→ IHRE AUFGABE:
Prüfen Sie, ob die folgenden Aussagen mit dem Textauszug übereinstimmen, und antworten Sie jeweils mit Ja oder Nein sowie den entscheidenden Worten des Textauszugs als wörtlichem Zitat. 1. Das Seminar in Oulu fand vom 12. bis 17. März 2017 statt. 2. Die übrigen Teilnehmer kamen aus Schulen in Deutschland und der Schweiz. 3. Im Gegensatz zu Finnland kann man nicht von einem deutschen Bildungssystem sprechen.

Finnland der PISA- Sieger mit einem innovativen und individualisierenden Bildungssystem, so der Ruf, den man mit Finnland in Bezug auf Bildung verbindet. Doch was zeichnet dieses Bildungssystem aus und warum schaffen es die Finnen im internationalen Vergleich so erfolgreich zu sein? Dieser Frage wollte ich mich 15 anderen Teilnehmern aus deutschen und österreichischen Schulen nachgehen. Dafür durfte ich vom 12. März bis 17.03.2017 an einem Seminar mit dem Titel „Förderung in der finnischen Bildung“ in Oulu teilnehmen.

Die Woche begann mit einem Kennenlernen der anderen Teilnehmer schon hier wurde klar, dass es eine sehr interessante und erkenntnisreiche Woche werden würde. So wurde deutlich, dass man im Gegensatz zu Finnland nicht von einem deutschen Bildungssystem sprechen kann. In unserem Land ist die Bildung ja bekannter weise Ländersache, doch dass die Unterschiede zwischen den Bundesländern so extrem ist, auch wenn man nur die Schularten betrachtet, wurde mir hier bewusst. Der Austausch unter den Teilnehmern war diesbezüglich sehr rege und gewinnbringend.

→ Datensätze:
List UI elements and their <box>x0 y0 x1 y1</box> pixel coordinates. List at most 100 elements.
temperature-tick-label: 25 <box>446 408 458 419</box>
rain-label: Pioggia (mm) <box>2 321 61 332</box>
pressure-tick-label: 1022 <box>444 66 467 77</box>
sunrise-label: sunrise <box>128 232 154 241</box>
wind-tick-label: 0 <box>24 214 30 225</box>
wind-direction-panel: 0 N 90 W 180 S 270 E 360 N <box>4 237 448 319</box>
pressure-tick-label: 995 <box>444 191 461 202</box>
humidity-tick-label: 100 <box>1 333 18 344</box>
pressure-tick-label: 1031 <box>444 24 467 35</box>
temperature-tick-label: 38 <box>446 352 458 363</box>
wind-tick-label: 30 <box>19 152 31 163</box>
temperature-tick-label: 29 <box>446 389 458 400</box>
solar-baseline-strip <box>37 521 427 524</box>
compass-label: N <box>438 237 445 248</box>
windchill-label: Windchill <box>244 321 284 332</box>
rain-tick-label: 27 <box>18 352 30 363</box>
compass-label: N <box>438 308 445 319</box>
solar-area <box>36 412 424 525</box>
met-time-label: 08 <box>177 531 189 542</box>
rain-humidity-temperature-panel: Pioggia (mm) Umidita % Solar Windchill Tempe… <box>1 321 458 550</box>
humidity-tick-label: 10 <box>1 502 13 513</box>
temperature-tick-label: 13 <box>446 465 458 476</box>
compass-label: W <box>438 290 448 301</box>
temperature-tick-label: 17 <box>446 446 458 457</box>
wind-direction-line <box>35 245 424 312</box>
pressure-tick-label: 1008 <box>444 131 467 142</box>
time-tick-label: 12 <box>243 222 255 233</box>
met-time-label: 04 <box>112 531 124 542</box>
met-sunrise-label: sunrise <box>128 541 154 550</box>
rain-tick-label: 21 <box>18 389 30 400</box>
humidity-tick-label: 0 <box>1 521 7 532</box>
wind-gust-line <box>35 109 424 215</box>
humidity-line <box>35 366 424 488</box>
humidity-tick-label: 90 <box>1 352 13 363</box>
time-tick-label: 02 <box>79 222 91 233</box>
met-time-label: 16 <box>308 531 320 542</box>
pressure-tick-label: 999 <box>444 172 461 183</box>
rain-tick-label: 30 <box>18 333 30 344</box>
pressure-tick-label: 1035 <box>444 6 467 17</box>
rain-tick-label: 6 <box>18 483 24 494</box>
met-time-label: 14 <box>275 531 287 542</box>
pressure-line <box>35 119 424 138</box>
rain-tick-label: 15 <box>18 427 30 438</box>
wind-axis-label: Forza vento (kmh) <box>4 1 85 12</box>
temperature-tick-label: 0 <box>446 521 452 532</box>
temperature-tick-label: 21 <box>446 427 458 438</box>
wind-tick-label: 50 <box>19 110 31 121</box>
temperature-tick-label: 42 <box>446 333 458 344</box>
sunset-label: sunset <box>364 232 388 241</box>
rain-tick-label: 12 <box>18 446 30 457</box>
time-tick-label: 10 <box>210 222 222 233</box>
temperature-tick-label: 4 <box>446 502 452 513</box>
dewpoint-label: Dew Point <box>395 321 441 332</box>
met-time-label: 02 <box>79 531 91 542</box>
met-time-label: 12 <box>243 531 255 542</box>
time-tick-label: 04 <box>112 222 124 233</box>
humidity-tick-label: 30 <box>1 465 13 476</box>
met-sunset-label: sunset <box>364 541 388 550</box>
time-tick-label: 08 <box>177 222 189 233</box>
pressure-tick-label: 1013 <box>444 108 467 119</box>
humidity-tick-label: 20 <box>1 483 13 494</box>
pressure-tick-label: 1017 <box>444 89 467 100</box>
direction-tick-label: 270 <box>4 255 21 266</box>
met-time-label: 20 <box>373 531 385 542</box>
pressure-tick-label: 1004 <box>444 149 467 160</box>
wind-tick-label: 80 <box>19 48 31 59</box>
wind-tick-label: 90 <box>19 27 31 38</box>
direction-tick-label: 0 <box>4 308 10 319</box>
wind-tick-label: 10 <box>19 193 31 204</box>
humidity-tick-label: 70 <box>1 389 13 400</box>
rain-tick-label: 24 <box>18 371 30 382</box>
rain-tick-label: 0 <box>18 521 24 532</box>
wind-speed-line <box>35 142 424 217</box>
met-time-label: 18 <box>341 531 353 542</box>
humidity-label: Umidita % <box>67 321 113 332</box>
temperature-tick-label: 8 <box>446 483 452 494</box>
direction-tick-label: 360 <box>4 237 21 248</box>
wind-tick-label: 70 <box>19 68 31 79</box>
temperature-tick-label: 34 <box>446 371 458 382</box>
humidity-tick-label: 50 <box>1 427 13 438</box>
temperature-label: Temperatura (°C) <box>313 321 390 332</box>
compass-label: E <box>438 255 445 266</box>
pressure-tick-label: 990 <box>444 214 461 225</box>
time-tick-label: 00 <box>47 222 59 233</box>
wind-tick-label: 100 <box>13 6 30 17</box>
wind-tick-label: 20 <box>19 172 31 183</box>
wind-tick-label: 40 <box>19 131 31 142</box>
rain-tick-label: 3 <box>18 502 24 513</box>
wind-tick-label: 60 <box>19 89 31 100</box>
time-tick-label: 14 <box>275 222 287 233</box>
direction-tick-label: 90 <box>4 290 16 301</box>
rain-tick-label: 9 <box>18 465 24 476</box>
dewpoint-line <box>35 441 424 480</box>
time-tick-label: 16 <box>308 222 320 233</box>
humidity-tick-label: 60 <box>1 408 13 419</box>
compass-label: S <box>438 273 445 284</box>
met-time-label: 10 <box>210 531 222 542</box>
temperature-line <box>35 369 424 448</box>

→ LÖSUNG:
1. Ja: „vom 12. März bis 17.03.2017“
2. Nein: „aus deutschen und österreichischen Schulen“
3. Ja: „dass man im Gegensatz zu Finnland nicht von einem deutschen Bildungssystem sprechen kann“